Skip all pictures, then print the remaining material exactly.

[Data entries]
------------------------------------------------

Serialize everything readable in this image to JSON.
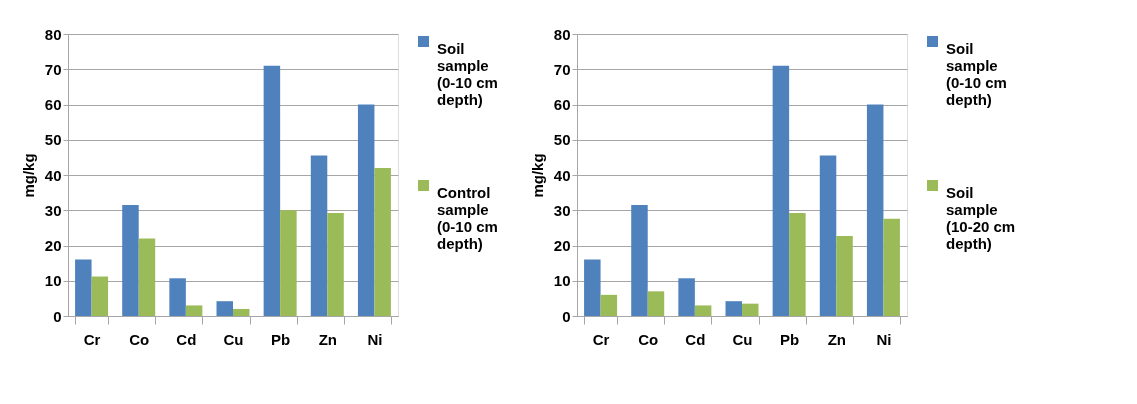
{
  "chart_data": [
    {
      "type": "bar",
      "ylabel": "mg/kg",
      "categories": [
        "Cr",
        "Co",
        "Cd",
        "Cu",
        "Pb",
        "Zn",
        "Ni"
      ],
      "ylim": [
        0,
        80
      ],
      "yticks": [
        0,
        10,
        20,
        30,
        40,
        50,
        60,
        70,
        80
      ],
      "grid": "y",
      "legend": "right",
      "series": [
        {
          "name": "Soil sample (0-10 cm depth)",
          "color": "#4f81bd",
          "values": [
            16,
            31.5,
            10.7,
            4.2,
            71,
            45.5,
            60
          ]
        },
        {
          "name": "Control sample (0-10 cm depth)",
          "color": "#9bbb59",
          "values": [
            11.2,
            22,
            3,
            2,
            30,
            29.2,
            42
          ]
        }
      ]
    },
    {
      "type": "bar",
      "ylabel": "mg/kg",
      "categories": [
        "Cr",
        "Co",
        "Cd",
        "Cu",
        "Pb",
        "Zn",
        "Ni"
      ],
      "ylim": [
        0,
        80
      ],
      "yticks": [
        0,
        10,
        20,
        30,
        40,
        50,
        60,
        70,
        80
      ],
      "grid": "y",
      "legend": "right",
      "series": [
        {
          "name": "Soil sample (0-10 cm depth)",
          "color": "#4f81bd",
          "values": [
            16,
            31.5,
            10.7,
            4.2,
            71,
            45.5,
            60
          ]
        },
        {
          "name": "Soil sample (10-20 cm depth)",
          "color": "#9bbb59",
          "values": [
            6,
            7,
            3,
            3.5,
            29.2,
            22.7,
            27.6
          ]
        }
      ]
    }
  ]
}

------------------------------------------------

SOLVED PROBLEM -
Serialize everything readable in this image to JSON.
{
  "chart_data": [
    {
      "type": "bar",
      "ylabel": "mg/kg",
      "categories": [
        "Cr",
        "Co",
        "Cd",
        "Cu",
        "Pb",
        "Zn",
        "Ni"
      ],
      "ylim": [
        0,
        80
      ],
      "yticks": [
        0,
        10,
        20,
        30,
        40,
        50,
        60,
        70,
        80
      ],
      "grid": "y",
      "legend": "right",
      "series": [
        {
          "name": "Soil sample (0-10 cm depth)",
          "color": "#4f81bd",
          "values": [
            16,
            31.5,
            10.7,
            4.2,
            71,
            45.5,
            60
          ]
        },
        {
          "name": "Control sample (0-10 cm depth)",
          "color": "#9bbb59",
          "values": [
            11.2,
            22,
            3,
            2,
            30,
            29.2,
            42
          ]
        }
      ]
    },
    {
      "type": "bar",
      "ylabel": "mg/kg",
      "categories": [
        "Cr",
        "Co",
        "Cd",
        "Cu",
        "Pb",
        "Zn",
        "Ni"
      ],
      "ylim": [
        0,
        80
      ],
      "yticks": [
        0,
        10,
        20,
        30,
        40,
        50,
        60,
        70,
        80
      ],
      "grid": "y",
      "legend": "right",
      "series": [
        {
          "name": "Soil sample (0-10 cm depth)",
          "color": "#4f81bd",
          "values": [
            16,
            31.5,
            10.7,
            4.2,
            71,
            45.5,
            60
          ]
        },
        {
          "name": "Soil sample (10-20 cm depth)",
          "color": "#9bbb59",
          "values": [
            6,
            7,
            3,
            3.5,
            29.2,
            22.7,
            27.6
          ]
        }
      ]
    }
  ]
}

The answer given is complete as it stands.